┏━━

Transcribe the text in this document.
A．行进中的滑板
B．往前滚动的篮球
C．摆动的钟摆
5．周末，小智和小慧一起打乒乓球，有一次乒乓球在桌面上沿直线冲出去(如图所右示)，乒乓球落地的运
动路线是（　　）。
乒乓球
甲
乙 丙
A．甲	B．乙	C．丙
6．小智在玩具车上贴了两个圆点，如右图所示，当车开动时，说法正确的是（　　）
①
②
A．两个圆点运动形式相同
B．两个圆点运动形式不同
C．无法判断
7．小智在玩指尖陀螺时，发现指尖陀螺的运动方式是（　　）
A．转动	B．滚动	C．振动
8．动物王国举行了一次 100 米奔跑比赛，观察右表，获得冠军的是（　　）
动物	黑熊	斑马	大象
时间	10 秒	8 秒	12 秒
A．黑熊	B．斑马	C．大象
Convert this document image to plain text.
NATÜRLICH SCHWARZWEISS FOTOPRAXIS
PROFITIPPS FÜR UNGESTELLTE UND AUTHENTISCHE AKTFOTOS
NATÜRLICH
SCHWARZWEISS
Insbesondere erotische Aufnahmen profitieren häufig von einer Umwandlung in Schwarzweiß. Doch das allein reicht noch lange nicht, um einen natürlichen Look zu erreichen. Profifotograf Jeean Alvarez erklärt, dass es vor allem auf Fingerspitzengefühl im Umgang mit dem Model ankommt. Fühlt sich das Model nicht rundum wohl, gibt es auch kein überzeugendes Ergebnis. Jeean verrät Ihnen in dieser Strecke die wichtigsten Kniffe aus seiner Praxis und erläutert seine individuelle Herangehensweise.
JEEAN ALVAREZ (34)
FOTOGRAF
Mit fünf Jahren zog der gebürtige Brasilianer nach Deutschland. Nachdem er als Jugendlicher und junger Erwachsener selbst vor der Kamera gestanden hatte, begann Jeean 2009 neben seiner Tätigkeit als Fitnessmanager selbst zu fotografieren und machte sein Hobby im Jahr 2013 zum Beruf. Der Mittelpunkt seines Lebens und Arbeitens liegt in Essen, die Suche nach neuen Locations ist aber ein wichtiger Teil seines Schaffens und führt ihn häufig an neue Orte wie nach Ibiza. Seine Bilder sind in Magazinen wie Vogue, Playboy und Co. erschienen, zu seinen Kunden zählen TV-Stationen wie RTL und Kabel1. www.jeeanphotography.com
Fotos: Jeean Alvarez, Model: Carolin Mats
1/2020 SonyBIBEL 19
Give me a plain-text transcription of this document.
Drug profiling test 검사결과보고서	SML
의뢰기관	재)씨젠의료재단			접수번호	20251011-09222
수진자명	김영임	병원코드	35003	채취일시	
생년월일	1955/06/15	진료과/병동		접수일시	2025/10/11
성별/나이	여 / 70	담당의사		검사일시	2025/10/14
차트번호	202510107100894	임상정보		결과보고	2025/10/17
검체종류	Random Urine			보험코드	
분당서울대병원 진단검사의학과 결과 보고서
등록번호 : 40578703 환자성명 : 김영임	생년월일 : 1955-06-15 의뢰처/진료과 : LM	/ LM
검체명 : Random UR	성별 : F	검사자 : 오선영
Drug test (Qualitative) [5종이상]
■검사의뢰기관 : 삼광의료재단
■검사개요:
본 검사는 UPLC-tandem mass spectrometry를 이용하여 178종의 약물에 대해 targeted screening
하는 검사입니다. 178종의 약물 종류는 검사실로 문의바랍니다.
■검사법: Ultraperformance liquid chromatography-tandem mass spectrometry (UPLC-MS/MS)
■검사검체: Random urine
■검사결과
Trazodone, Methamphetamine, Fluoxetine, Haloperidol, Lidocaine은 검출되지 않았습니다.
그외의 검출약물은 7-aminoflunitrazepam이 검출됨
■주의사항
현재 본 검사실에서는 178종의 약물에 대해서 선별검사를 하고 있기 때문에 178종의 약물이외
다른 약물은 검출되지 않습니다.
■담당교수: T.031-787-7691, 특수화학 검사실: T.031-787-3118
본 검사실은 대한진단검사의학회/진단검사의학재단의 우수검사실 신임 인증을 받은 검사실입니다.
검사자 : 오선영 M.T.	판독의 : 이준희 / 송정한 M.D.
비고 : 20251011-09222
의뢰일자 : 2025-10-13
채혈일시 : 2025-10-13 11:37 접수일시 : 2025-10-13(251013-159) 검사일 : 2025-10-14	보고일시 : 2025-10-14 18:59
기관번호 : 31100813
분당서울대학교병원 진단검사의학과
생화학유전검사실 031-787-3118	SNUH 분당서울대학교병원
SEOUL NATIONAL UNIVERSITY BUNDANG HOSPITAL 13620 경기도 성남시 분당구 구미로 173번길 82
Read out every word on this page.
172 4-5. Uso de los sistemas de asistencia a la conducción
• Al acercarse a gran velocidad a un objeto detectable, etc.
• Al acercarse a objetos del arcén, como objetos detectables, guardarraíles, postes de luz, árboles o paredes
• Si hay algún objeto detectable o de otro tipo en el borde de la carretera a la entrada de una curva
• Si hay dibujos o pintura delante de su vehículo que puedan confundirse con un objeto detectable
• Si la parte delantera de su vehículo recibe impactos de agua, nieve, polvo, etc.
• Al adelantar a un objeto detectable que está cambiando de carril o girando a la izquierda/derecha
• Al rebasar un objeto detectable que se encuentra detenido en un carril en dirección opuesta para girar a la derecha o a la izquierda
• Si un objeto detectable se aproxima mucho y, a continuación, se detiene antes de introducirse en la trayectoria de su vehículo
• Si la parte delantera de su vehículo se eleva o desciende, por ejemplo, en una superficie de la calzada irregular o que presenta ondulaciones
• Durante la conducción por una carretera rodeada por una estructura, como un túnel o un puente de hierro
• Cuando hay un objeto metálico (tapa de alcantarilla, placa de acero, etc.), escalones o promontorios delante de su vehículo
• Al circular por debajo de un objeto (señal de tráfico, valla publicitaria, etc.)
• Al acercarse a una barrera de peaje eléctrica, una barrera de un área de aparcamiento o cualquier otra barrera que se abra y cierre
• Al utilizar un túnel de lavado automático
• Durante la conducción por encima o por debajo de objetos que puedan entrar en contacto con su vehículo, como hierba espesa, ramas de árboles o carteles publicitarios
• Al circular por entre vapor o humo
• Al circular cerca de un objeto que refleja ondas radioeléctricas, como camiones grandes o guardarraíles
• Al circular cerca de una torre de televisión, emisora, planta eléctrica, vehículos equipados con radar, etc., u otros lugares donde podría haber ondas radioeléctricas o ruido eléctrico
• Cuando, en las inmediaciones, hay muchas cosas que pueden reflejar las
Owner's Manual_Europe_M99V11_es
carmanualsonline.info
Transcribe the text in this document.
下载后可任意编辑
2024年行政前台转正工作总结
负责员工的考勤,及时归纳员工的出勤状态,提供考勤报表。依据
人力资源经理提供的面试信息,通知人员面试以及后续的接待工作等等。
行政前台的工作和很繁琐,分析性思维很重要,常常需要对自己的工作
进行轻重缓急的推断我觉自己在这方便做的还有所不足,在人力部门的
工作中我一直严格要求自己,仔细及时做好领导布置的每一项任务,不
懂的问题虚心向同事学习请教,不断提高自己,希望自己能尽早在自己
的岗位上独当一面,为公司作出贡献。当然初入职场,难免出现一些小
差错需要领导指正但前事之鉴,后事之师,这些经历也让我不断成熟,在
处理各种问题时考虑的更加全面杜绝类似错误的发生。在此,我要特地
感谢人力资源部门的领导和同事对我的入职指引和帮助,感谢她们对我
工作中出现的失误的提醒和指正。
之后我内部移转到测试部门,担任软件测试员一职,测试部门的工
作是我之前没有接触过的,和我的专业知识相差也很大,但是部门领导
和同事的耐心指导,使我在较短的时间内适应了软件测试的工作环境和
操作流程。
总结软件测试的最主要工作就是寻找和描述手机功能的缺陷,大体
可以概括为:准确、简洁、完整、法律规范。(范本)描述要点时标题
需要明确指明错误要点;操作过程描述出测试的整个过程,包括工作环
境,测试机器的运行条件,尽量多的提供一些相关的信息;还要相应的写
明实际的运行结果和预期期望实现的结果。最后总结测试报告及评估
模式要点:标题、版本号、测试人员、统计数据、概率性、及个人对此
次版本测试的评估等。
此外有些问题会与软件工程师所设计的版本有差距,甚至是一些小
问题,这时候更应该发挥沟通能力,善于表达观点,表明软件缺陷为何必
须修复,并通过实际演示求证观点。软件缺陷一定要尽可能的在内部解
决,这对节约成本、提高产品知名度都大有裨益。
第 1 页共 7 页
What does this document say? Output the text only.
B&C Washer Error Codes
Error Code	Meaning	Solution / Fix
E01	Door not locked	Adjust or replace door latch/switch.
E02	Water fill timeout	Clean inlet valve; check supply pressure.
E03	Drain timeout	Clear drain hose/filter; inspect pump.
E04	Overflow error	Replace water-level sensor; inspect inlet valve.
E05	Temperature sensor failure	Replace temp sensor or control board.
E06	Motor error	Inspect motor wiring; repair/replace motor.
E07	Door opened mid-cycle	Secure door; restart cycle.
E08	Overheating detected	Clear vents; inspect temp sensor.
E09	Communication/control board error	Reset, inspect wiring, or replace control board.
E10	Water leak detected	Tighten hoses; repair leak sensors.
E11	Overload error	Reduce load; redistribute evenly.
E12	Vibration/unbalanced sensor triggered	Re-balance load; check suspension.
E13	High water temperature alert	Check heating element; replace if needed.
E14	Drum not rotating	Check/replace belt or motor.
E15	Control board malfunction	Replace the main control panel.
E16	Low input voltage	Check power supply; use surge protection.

┗━━

§ AIM: Your task is to gather every line with the word "board" and copy it.

§ RESPONSE TO THIS EXERCISE:
E05	Temperature sensor failure	Replace temp sensor or control board.
E09	Communication/control board error	Reset, inspect wiring, or replace control board.
E15	Control board malfunction	Replace the main control panel.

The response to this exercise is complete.